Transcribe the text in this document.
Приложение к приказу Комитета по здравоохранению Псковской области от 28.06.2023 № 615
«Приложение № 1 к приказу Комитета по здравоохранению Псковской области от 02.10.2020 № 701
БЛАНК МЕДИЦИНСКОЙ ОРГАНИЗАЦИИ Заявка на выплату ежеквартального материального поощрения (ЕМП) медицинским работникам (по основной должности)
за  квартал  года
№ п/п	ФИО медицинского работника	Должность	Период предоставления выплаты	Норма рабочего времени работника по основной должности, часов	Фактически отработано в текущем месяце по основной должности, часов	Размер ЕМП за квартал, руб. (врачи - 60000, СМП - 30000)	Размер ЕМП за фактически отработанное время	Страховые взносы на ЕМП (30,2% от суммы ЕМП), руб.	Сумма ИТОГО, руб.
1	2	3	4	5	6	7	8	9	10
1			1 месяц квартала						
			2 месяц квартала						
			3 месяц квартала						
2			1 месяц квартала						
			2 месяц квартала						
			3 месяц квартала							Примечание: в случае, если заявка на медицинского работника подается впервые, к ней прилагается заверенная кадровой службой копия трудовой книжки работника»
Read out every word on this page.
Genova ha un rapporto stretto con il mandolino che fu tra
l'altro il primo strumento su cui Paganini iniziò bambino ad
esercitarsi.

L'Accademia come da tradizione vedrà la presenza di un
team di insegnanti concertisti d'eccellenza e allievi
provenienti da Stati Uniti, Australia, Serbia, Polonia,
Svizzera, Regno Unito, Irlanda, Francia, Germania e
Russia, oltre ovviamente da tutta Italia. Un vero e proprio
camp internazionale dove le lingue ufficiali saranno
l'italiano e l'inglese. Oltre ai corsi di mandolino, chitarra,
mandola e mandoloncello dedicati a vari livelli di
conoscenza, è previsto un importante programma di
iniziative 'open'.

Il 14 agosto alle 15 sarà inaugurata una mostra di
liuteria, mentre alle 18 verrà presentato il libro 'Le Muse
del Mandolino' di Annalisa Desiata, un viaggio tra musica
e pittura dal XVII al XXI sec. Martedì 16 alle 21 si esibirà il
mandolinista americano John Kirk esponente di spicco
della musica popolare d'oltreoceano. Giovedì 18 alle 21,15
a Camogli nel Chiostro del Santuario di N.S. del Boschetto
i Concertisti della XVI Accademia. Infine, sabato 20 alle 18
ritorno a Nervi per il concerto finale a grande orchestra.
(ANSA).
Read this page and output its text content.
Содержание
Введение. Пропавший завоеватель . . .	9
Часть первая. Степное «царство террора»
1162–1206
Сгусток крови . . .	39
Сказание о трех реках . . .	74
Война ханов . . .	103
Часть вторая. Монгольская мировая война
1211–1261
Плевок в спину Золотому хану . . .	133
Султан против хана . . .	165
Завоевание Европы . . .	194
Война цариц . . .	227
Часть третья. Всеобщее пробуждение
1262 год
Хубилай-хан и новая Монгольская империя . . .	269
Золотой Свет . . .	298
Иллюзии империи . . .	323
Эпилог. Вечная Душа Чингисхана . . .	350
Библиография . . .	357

Exercise task:
Copy out all lines where the word "Комитета" appears.

Finished answer:
Приложение к приказу Комитета по здравоохранению Псковской области от 28.06.2023 № 615
«Приложение № 1 к приказу Комитета по здравоохранению Псковской области от 02.10.2020 № 701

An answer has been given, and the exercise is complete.